▶ **What is expected**
Exactly and only the lines from the one containing "Read this page and output its text content." through the close of the entries below are to be set down.

▶ **Extracted material**
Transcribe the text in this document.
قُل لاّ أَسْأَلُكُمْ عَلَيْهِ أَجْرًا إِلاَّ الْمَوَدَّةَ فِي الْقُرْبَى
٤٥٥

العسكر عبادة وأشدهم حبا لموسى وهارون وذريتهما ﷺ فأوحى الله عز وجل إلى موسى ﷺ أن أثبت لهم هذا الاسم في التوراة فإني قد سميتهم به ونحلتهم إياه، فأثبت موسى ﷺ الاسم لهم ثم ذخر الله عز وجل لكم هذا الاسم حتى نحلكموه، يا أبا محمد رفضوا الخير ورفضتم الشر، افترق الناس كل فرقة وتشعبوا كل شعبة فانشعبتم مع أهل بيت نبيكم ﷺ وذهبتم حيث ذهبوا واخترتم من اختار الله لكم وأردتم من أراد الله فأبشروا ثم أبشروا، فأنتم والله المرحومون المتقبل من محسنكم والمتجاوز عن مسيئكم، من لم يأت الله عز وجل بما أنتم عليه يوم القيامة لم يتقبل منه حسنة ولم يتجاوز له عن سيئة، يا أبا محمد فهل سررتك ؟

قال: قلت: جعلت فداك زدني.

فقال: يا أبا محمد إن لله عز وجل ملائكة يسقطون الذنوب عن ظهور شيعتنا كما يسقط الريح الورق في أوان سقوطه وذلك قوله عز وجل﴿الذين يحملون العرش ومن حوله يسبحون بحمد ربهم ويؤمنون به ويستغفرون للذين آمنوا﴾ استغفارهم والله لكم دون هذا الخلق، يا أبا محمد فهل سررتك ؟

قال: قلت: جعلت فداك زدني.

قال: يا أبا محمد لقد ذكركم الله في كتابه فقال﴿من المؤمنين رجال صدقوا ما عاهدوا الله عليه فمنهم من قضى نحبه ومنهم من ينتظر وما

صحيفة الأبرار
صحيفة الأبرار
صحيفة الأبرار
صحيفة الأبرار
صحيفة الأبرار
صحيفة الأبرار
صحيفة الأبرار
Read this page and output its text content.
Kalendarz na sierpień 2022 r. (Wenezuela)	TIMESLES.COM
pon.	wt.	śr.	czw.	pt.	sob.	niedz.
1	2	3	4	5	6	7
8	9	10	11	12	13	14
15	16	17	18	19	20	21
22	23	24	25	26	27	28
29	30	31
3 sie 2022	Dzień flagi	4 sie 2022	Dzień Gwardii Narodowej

▶ **Worked answer**
Read this page and output its text content.
Kalendarz na sierpień 2022 r. (Wenezuela)	TIMESLES.COM
pon.	wt.	śr.	czw.	pt.	sob.	niedz.
1	2	3	4	5	6	7
8	9	10	11	12	13	14
15	16	17	18	19	20	21
22	23	24	25	26	27	28
29	30	31
3 sie 2022	Dzień flagi	4 sie 2022	Dzień Gwardii Narodowej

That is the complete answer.